Copy every line of the data below word for word, leaving out the pictures.

-------- MATERIAL FOR THIS EXERCISE --------

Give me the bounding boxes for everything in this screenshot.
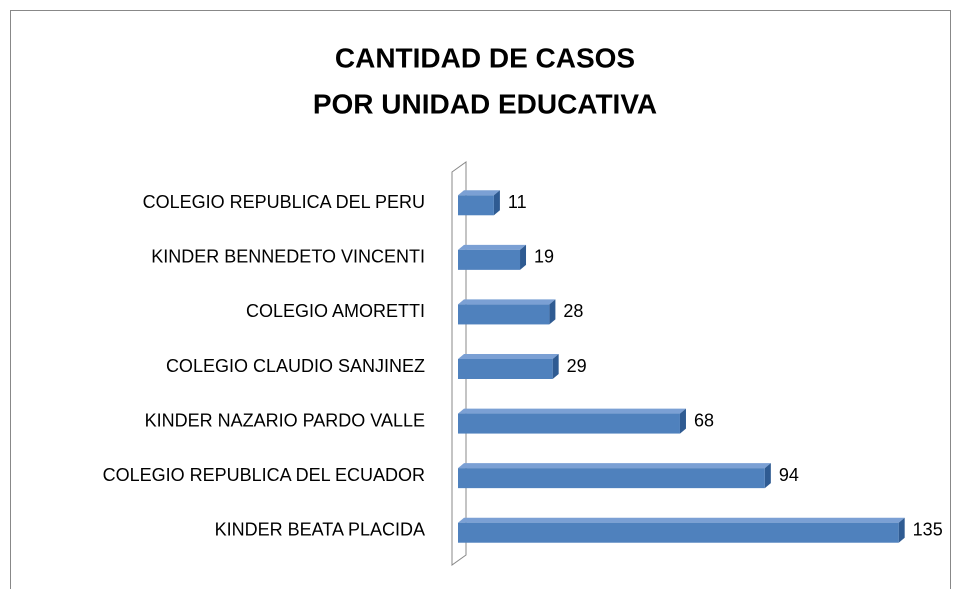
y-tick-label: KINDER NAZARIO PARDO VALLE	[145, 410, 425, 430]
bar-front	[458, 522, 899, 543]
data-label: 28	[563, 301, 583, 321]
bar	[458, 408, 686, 434]
y-tick-label: COLEGIO REPUBLICA DEL ECUADOR	[103, 465, 425, 485]
data-label: 11	[508, 192, 527, 212]
bar-top	[458, 244, 527, 250]
y-tick-label: KINDER BEATA PLACIDA	[215, 519, 425, 539]
bar-top	[458, 408, 686, 414]
bar	[458, 299, 556, 325]
bar	[458, 354, 559, 379]
bar	[458, 517, 905, 543]
bar-side	[549, 299, 556, 325]
y-tick-label: COLEGIO REPUBLICA DEL PERU	[143, 192, 425, 212]
bar-side	[898, 517, 905, 543]
chart-title: POR UNIDAD EDUCATIVA	[313, 88, 657, 119]
bar-top	[458, 190, 500, 196]
data-label: 29	[567, 356, 587, 376]
bar-top	[458, 517, 905, 523]
bar	[458, 190, 500, 216]
bar-side	[679, 408, 686, 434]
bar-side	[764, 463, 771, 489]
bar	[458, 244, 527, 270]
bar-front	[458, 304, 550, 325]
bar-side	[493, 190, 500, 216]
bar-front	[458, 468, 765, 489]
bar	[458, 463, 771, 489]
bar-top	[458, 463, 771, 469]
data-label: 135	[913, 519, 943, 539]
y-tick-label: KINDER BENNEDETO VINCENTI	[151, 247, 425, 267]
bar-side	[552, 354, 559, 379]
chart-title: CANTIDAD DE CASOS	[335, 42, 635, 73]
data-label: 19	[534, 247, 554, 267]
data-label: 94	[779, 465, 799, 485]
y-tick-label: COLEGIO CLAUDIO SANJINEZ	[166, 356, 425, 376]
bar-front	[458, 359, 553, 379]
bar-front	[458, 413, 680, 434]
bar-top	[458, 299, 556, 305]
data-label: 68	[694, 410, 714, 430]
bar-top	[458, 354, 559, 359]
bar-front	[458, 249, 521, 270]
bar-front	[458, 195, 494, 216]
y-tick-label: COLEGIO AMORETTI	[246, 301, 425, 321]
bar-side	[520, 244, 527, 270]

--------

** TASK SOLUTION **
Give me the bounding boxes for everything in this screenshot.
y-tick-label: KINDER NAZARIO PARDO VALLE	[145, 410, 425, 430]
bar-front	[458, 522, 899, 543]
data-label: 28	[563, 301, 583, 321]
bar	[458, 408, 686, 434]
y-tick-label: COLEGIO REPUBLICA DEL ECUADOR	[103, 465, 425, 485]
data-label: 11	[508, 192, 527, 212]
bar-top	[458, 244, 527, 250]
y-tick-label: KINDER BEATA PLACIDA	[215, 519, 425, 539]
bar-top	[458, 408, 686, 414]
bar	[458, 299, 556, 325]
bar	[458, 354, 559, 379]
bar	[458, 517, 905, 543]
bar-side	[549, 299, 556, 325]
y-tick-label: COLEGIO REPUBLICA DEL PERU	[143, 192, 425, 212]
bar-side	[898, 517, 905, 543]
chart-title: POR UNIDAD EDUCATIVA	[313, 88, 657, 119]
bar-top	[458, 190, 500, 196]
data-label: 29	[567, 356, 587, 376]
bar-top	[458, 517, 905, 523]
bar	[458, 190, 500, 216]
bar-side	[679, 408, 686, 434]
bar-side	[764, 463, 771, 489]
bar	[458, 244, 527, 270]
bar-front	[458, 304, 550, 325]
bar-side	[493, 190, 500, 216]
bar-front	[458, 468, 765, 489]
bar	[458, 463, 771, 489]
bar-top	[458, 463, 771, 469]
data-label: 135	[913, 519, 943, 539]
y-tick-label: KINDER BENNEDETO VINCENTI	[151, 247, 425, 267]
bar-side	[552, 354, 559, 379]
chart-title: CANTIDAD DE CASOS	[335, 42, 635, 73]
data-label: 19	[534, 247, 554, 267]
data-label: 94	[779, 465, 799, 485]
y-tick-label: COLEGIO CLAUDIO SANJINEZ	[166, 356, 425, 376]
bar-front	[458, 359, 553, 379]
bar-front	[458, 413, 680, 434]
bar-top	[458, 299, 556, 305]
data-label: 68	[694, 410, 714, 430]
bar-top	[458, 354, 559, 359]
bar-front	[458, 249, 521, 270]
bar-front	[458, 195, 494, 216]
y-tick-label: COLEGIO AMORETTI	[246, 301, 425, 321]
bar-side	[520, 244, 527, 270]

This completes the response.